:: RECORDS SHOWN

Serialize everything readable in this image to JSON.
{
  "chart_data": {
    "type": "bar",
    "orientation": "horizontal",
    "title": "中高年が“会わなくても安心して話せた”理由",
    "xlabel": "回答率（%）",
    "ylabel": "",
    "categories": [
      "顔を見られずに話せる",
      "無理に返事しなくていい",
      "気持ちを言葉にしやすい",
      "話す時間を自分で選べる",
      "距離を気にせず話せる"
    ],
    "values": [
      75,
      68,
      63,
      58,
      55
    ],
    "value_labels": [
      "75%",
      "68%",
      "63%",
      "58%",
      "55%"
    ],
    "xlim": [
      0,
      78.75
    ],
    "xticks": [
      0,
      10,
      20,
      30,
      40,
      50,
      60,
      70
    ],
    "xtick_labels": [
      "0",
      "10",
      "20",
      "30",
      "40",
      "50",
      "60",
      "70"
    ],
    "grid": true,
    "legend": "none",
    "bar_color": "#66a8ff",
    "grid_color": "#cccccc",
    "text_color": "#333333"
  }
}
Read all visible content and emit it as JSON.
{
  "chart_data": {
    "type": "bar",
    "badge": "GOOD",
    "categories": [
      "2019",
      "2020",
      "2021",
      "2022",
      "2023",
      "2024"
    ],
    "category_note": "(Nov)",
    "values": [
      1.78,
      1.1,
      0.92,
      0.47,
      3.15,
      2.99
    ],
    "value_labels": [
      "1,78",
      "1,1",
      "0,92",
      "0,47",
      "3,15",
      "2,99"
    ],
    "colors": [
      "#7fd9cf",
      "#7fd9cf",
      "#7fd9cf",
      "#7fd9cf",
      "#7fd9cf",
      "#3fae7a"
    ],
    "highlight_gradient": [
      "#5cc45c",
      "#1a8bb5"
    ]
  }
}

::::

THE REQUEST:
Quote the whole listing above, leaving nothing out.

SOLVED PROBLEM:
Serialize everything readable in this image to JSON.
{
  "chart_data": {
    "type": "bar",
    "orientation": "horizontal",
    "title": "中高年が“会わなくても安心して話せた”理由",
    "xlabel": "回答率（%）",
    "ylabel": "",
    "categories": [
      "顔を見られずに話せる",
      "無理に返事しなくていい",
      "気持ちを言葉にしやすい",
      "話す時間を自分で選べる",
      "距離を気にせず話せる"
    ],
    "values": [
      75,
      68,
      63,
      58,
      55
    ],
    "value_labels": [
      "75%",
      "68%",
      "63%",
      "58%",
      "55%"
    ],
    "xlim": [
      0,
      78.75
    ],
    "xticks": [
      0,
      10,
      20,
      30,
      40,
      50,
      60,
      70
    ],
    "xtick_labels": [
      "0",
      "10",
      "20",
      "30",
      "40",
      "50",
      "60",
      "70"
    ],
    "grid": true,
    "legend": "none",
    "bar_color": "#66a8ff",
    "grid_color": "#cccccc",
    "text_color": "#333333"
  }
}
Read all visible content and emit it as JSON.
{
  "chart_data": {
    "type": "bar",
    "badge": "GOOD",
    "categories": [
      "2019",
      "2020",
      "2021",
      "2022",
      "2023",
      "2024"
    ],
    "category_note": "(Nov)",
    "values": [
      1.78,
      1.1,
      0.92,
      0.47,
      3.15,
      2.99
    ],
    "value_labels": [
      "1,78",
      "1,1",
      "0,92",
      "0,47",
      "3,15",
      "2,99"
    ],
    "colors": [
      "#7fd9cf",
      "#7fd9cf",
      "#7fd9cf",
      "#7fd9cf",
      "#7fd9cf",
      "#3fae7a"
    ],
    "highlight_gradient": [
      "#5cc45c",
      "#1a8bb5"
    ]
  }
}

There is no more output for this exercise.